• Directions for this task
Show, in full, each line of the data that contains "Vermeidung".

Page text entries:
________

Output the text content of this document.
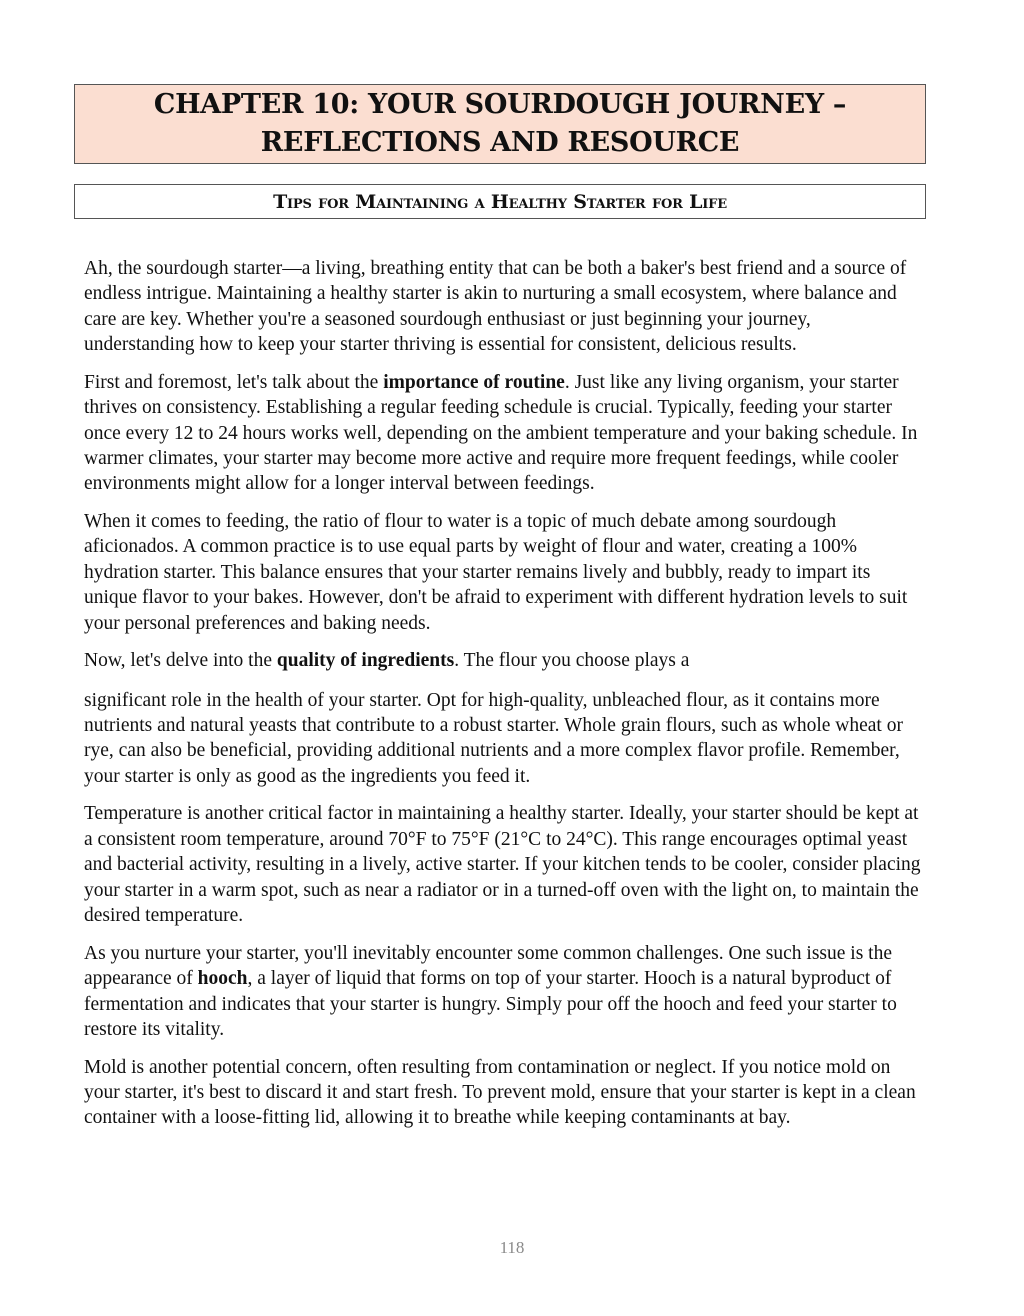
CHAPTER 10: YOUR SOURDOUGH JOURNEY –
REFLECTIONS AND RESOURCE
Tips for Maintaining a Healthy Starter for Life

Ah, the sourdough starter—a living, breathing entity that can be both a baker's best friend and a source of endless intrigue. Maintaining a healthy starter is akin to nurturing a small ecosystem, where balance and care are key. Whether you're a seasoned sourdough enthusiast or just beginning your journey, understanding how to keep your starter thriving is essential for consistent, delicious results.

First and foremost, let's talk about the importance of routine. Just like any living organism, your starter thrives on consistency. Establishing a regular feeding schedule is crucial. Typically, feeding your starter once every 12 to 24 hours works well, depending on the ambient temperature and your baking schedule. In warmer climates, your starter may become more active and require more frequent feedings, while cooler environments might allow for a longer interval between feedings.

When it comes to feeding, the ratio of flour to water is a topic of much debate among sourdough aficionados. A common practice is to use equal parts by weight of flour and water, creating a 100% hydration starter. This balance ensures that your starter remains lively and bubbly, ready to impart its unique flavor to your bakes. However, don't be afraid to experiment with different hydration levels to suit your personal preferences and baking needs.

Now, let's delve into the quality of ingredients. The flour you choose plays a

significant role in the health of your starter. Opt for high-quality, unbleached flour, as it contains more nutrients and natural yeasts that contribute to a robust starter. Whole grain flours, such as whole wheat or rye, can also be beneficial, providing additional nutrients and a more complex flavor profile. Remember, your starter is only as good as the ingredients you feed it.

Temperature is another critical factor in maintaining a healthy starter. Ideally, your starter should be kept at a consistent room temperature, around 70°F to 75°F (21°C to 24°C). This range encourages optimal yeast and bacterial activity, resulting in a lively, active starter. If your kitchen tends to be cooler, consider placing your starter in a warm spot, such as near a radiator or in a turned-off oven with the light on, to maintain the desired temperature.

As you nurture your starter, you'll inevitably encounter some common challenges. One such issue is the appearance of hooch, a layer of liquid that forms on top of your starter. Hooch is a natural byproduct of fermentation and indicates that your starter is hungry. Simply pour off the hooch and feed your starter to restore its vitality.

Mold is another potential concern, often resulting from contamination or neglect. If you notice mold on your starter, it's best to discard it and start fresh. To prevent mold, ensure that your starter is kept in a clean container with a loose-fitting lid, allowing it to breathe while keeping contaminants at bay.

118
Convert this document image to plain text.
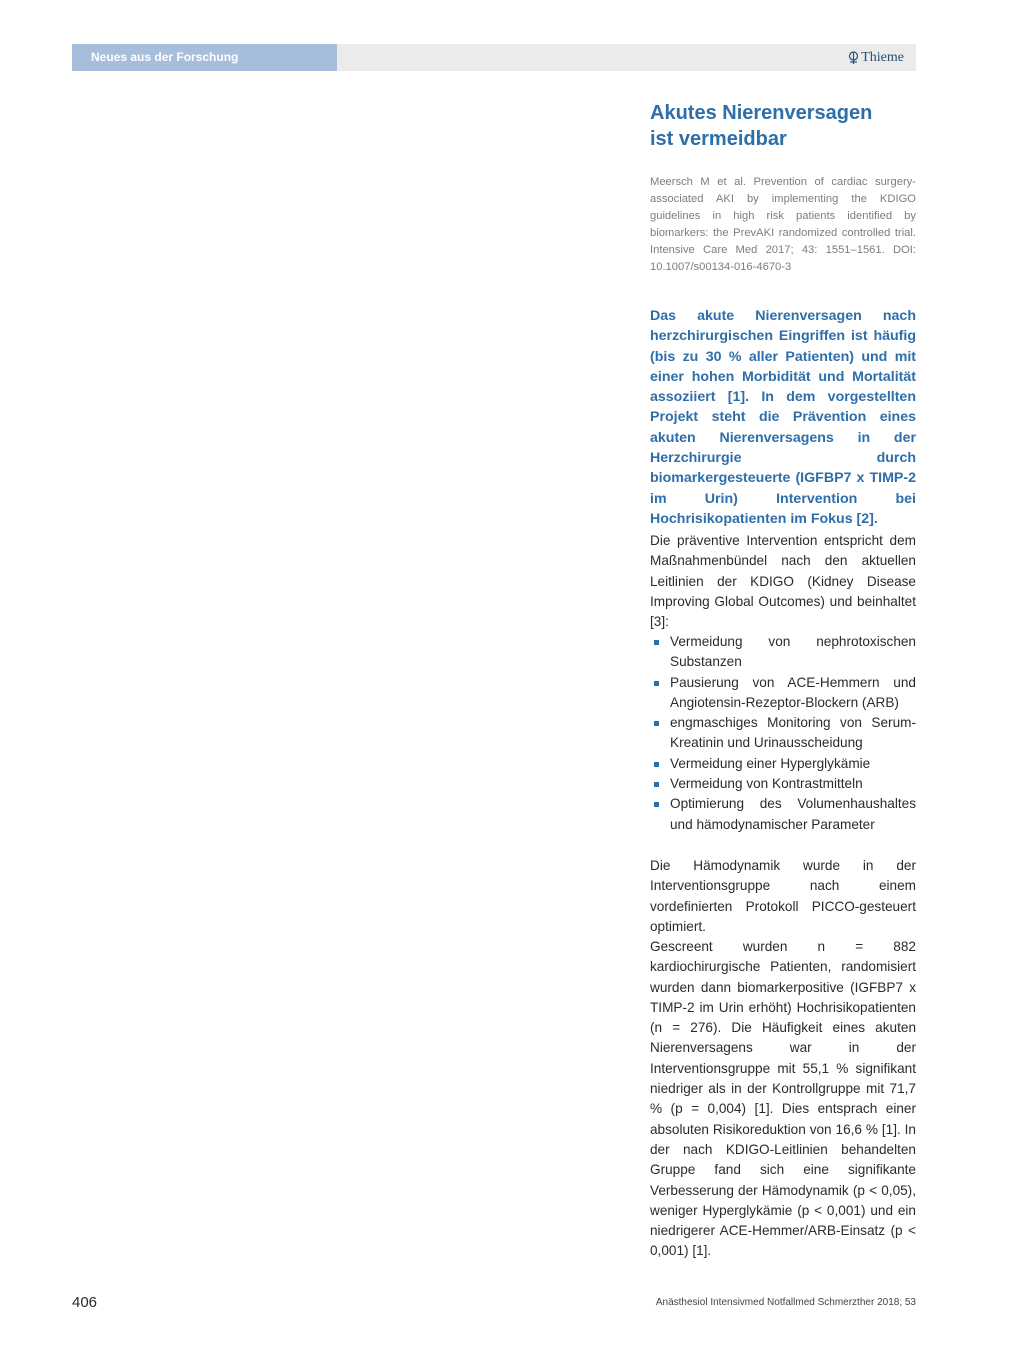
Neues aus der Forschung	Thieme
Akutes Nierenversagen
ist vermeidbar
Meersch M et al. Prevention of cardiac surgery-associated AKI by implementing the KDIGO guidelines in high risk patients identified by biomarkers: the PrevAKI randomized controlled trial. Intensive Care Med 2017; 43: 1551–1561. DOI: 10.1007/s00134-016-4670-3
Das akute Nierenversagen nach herzchirurgischen Eingriffen ist häufig (bis zu 30 % aller Patienten) und mit einer hohen Morbidität und Mortalität assoziiert [1]. In dem vorgestellten Projekt steht die Prävention eines akuten Nierenversagens in der Herzchirurgie durch biomarkergesteuerte (IGFBP7 x TIMP-2 im Urin) Intervention bei Hochrisikopatienten im Fokus [2].
Die präventive Intervention entspricht dem Maßnahmenbündel nach den aktuellen Leitlinien der KDIGO (Kidney Disease Improving Global Outcomes) und beinhaltet [3]:
Vermeidung von nephrotoxischen Substanzen
Pausierung von ACE-Hemmern und Angiotensin-Rezeptor-Blockern (ARB)
engmaschiges Monitoring von Serum-Kreatinin und Urinausscheidung
Vermeidung einer Hyperglykämie
Vermeidung von Kontrastmitteln
Optimierung des Volumenhaushaltes und hämodynamischer Parameter
Die Hämodynamik wurde in der Interventionsgruppe nach einem vordefinierten Protokoll PICCO-gesteuert optimiert.
Gescreent wurden n = 882 kardiochirurgische Patienten, randomisiert wurden dann biomarkerpositive (IGFBP7 x TIMP-2 im Urin erhöht) Hochrisikopatienten (n = 276). Die Häufigkeit eines akuten Nierenversagens war in der Interventionsgruppe mit 55,1 % signifikant niedriger als in der Kontrollgruppe mit 71,7 % (p = 0,004) [1]. Dies entsprach einer absoluten Risikoreduktion von 16,6 % [1]. In der nach KDIGO-Leitlinien behandelten Gruppe fand sich eine signifikante Verbesserung der Hämodynamik (p < 0,05), weniger Hyperglykämie (p < 0,001) und ein niedrigerer ACE-Hemmer/ARB-Einsatz (p < 0,001) [1].
406	Anästhesiol Intensivmed Notfallmed Schmerzther 2018; 53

________

• Finished task
Vermeidung von nephrotoxischen Substanzen
Vermeidung einer Hyperglykämie
Vermeidung von Kontrastmitteln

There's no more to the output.